- WRITTEN REQUEST -
Return the entries below verbatim. Pictures stay out.

** START MATERIAL SUPPLIED **

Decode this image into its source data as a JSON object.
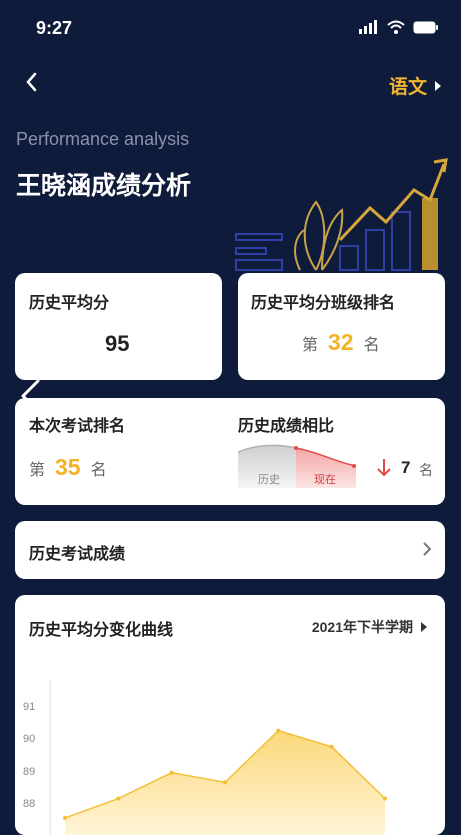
{
  "status_bar": {
    "time": "9:27"
  },
  "header": {
    "subject": "语文",
    "subtitle": "Performance analysis",
    "title": "王晓涵成绩分析"
  },
  "avg_card": {
    "label": "历史平均分",
    "value": "95"
  },
  "class_rank_card": {
    "label": "历史平均分班级排名",
    "prefix": "第",
    "rank": "32",
    "suffix": "名"
  },
  "exam_card": {
    "rank_label": "本次考试排名",
    "prefix": "第",
    "rank": "35",
    "suffix": "名",
    "compare_label": "历史成绩相比",
    "history_tag": "历史",
    "now_tag": "现在",
    "change_value": "7",
    "change_unit": "名",
    "change_direction": "down"
  },
  "history_exams": {
    "label": "历史考试成绩"
  },
  "trend_card": {
    "title": "历史平均分变化曲线",
    "term": "2021年下半学期",
    "y_ticks": [
      "91",
      "90",
      "89",
      "88"
    ]
  },
  "chart_data": {
    "type": "area",
    "y_ticks": [
      88,
      89,
      90,
      91
    ],
    "ylim": [
      87.7,
      91.5
    ],
    "values": [
      87.6,
      88.2,
      89.0,
      88.7,
      90.3,
      89.8,
      88.2
    ]
  }
}
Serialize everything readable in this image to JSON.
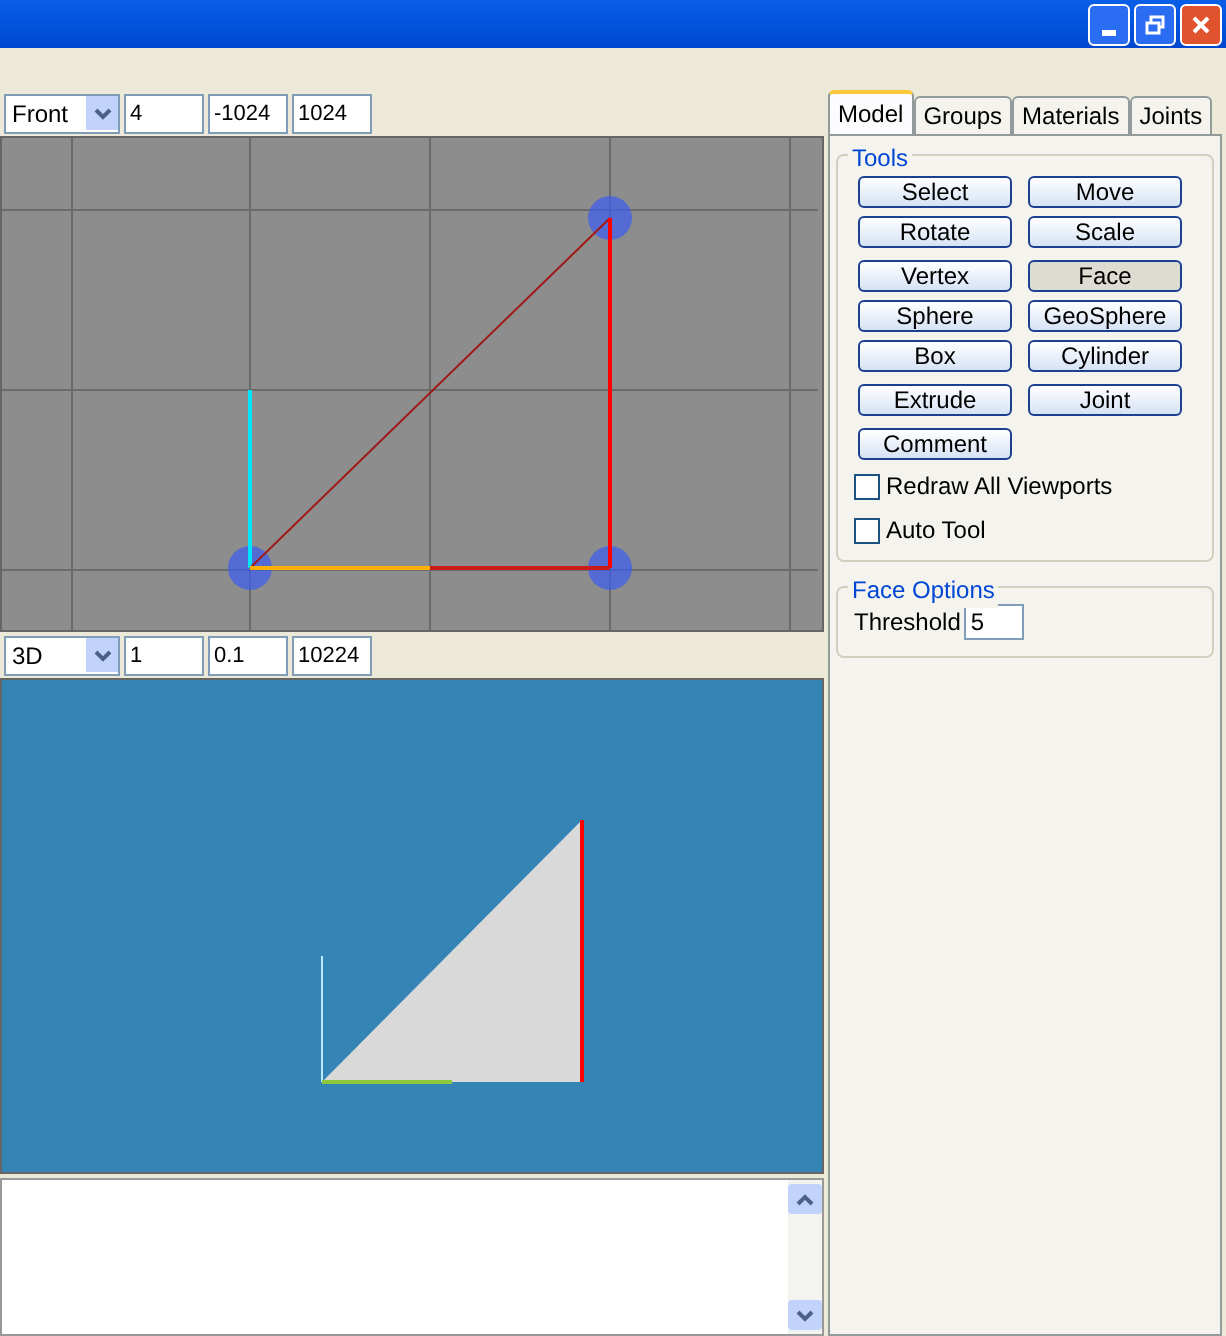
{
  "viewports": [
    {
      "view": "Front",
      "fields": [
        "4",
        "-1024",
        "1024"
      ],
      "kind": "ortho"
    },
    {
      "view": "3D",
      "fields": [
        "1",
        "0.1",
        "10224"
      ],
      "kind": "perspective"
    }
  ],
  "tabs": [
    {
      "label": "Model",
      "selected": true
    },
    {
      "label": "Groups",
      "selected": false
    },
    {
      "label": "Materials",
      "selected": false
    },
    {
      "label": "Joints",
      "selected": false
    }
  ],
  "tools": {
    "title": "Tools",
    "groups": [
      [
        {
          "label": "Select",
          "selected": false
        },
        {
          "label": "Move",
          "selected": false
        },
        {
          "label": "Rotate",
          "selected": false
        },
        {
          "label": "Scale",
          "selected": false
        }
      ],
      [
        {
          "label": "Vertex",
          "selected": false
        },
        {
          "label": "Face",
          "selected": true
        },
        {
          "label": "Sphere",
          "selected": false
        },
        {
          "label": "GeoSphere",
          "selected": false
        },
        {
          "label": "Box",
          "selected": false
        },
        {
          "label": "Cylinder",
          "selected": false
        }
      ],
      [
        {
          "label": "Extrude",
          "selected": false
        },
        {
          "label": "Joint",
          "selected": false
        }
      ],
      [
        {
          "label": "Comment",
          "selected": false
        }
      ]
    ],
    "checkboxes": [
      {
        "label": "Redraw All Viewports",
        "checked": false
      },
      {
        "label": "Auto Tool",
        "checked": false
      }
    ]
  },
  "face_options": {
    "title": "Face Options",
    "threshold_label": "Threshold",
    "threshold": "5"
  }
}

** END MATERIAL SUPPLIED **

- SOLUTION -
Decode this image into its source data as a JSON object.
{
  "status_bar": {
    "time": "9:27"
  },
  "header": {
    "subject": "语文",
    "subtitle": "Performance analysis",
    "title": "王晓涵成绩分析"
  },
  "avg_card": {
    "label": "历史平均分",
    "value": "95"
  },
  "class_rank_card": {
    "label": "历史平均分班级排名",
    "prefix": "第",
    "rank": "32",
    "suffix": "名"
  },
  "exam_card": {
    "rank_label": "本次考试排名",
    "prefix": "第",
    "rank": "35",
    "suffix": "名",
    "compare_label": "历史成绩相比",
    "history_tag": "历史",
    "now_tag": "现在",
    "change_value": "7",
    "change_unit": "名",
    "change_direction": "down"
  },
  "history_exams": {
    "label": "历史考试成绩"
  },
  "trend_card": {
    "title": "历史平均分变化曲线",
    "term": "2021年下半学期",
    "y_ticks": [
      "91",
      "90",
      "89",
      "88"
    ]
  },
  "chart_data": {
    "type": "area",
    "y_ticks": [
      88,
      89,
      90,
      91
    ],
    "ylim": [
      87.7,
      91.5
    ],
    "values": [
      87.6,
      88.2,
      89.0,
      88.7,
      90.3,
      89.8,
      88.2
    ]
  }
}
Serialize everything readable in this image to JSON.
{
  "viewports": [
    {
      "view": "Front",
      "fields": [
        "4",
        "-1024",
        "1024"
      ],
      "kind": "ortho"
    },
    {
      "view": "3D",
      "fields": [
        "1",
        "0.1",
        "10224"
      ],
      "kind": "perspective"
    }
  ],
  "tabs": [
    {
      "label": "Model",
      "selected": true
    },
    {
      "label": "Groups",
      "selected": false
    },
    {
      "label": "Materials",
      "selected": false
    },
    {
      "label": "Joints",
      "selected": false
    }
  ],
  "tools": {
    "title": "Tools",
    "groups": [
      [
        {
          "label": "Select",
          "selected": false
        },
        {
          "label": "Move",
          "selected": false
        },
        {
          "label": "Rotate",
          "selected": false
        },
        {
          "label": "Scale",
          "selected": false
        }
      ],
      [
        {
          "label": "Vertex",
          "selected": false
        },
        {
          "label": "Face",
          "selected": true
        },
        {
          "label": "Sphere",
          "selected": false
        },
        {
          "label": "GeoSphere",
          "selected": false
        },
        {
          "label": "Box",
          "selected": false
        },
        {
          "label": "Cylinder",
          "selected": false
        }
      ],
      [
        {
          "label": "Extrude",
          "selected": false
        },
        {
          "label": "Joint",
          "selected": false
        }
      ],
      [
        {
          "label": "Comment",
          "selected": false
        }
      ]
    ],
    "checkboxes": [
      {
        "label": "Redraw All Viewports",
        "checked": false
      },
      {
        "label": "Auto Tool",
        "checked": false
      }
    ]
  },
  "face_options": {
    "title": "Face Options",
    "threshold_label": "Threshold",
    "threshold": "5"
  }
}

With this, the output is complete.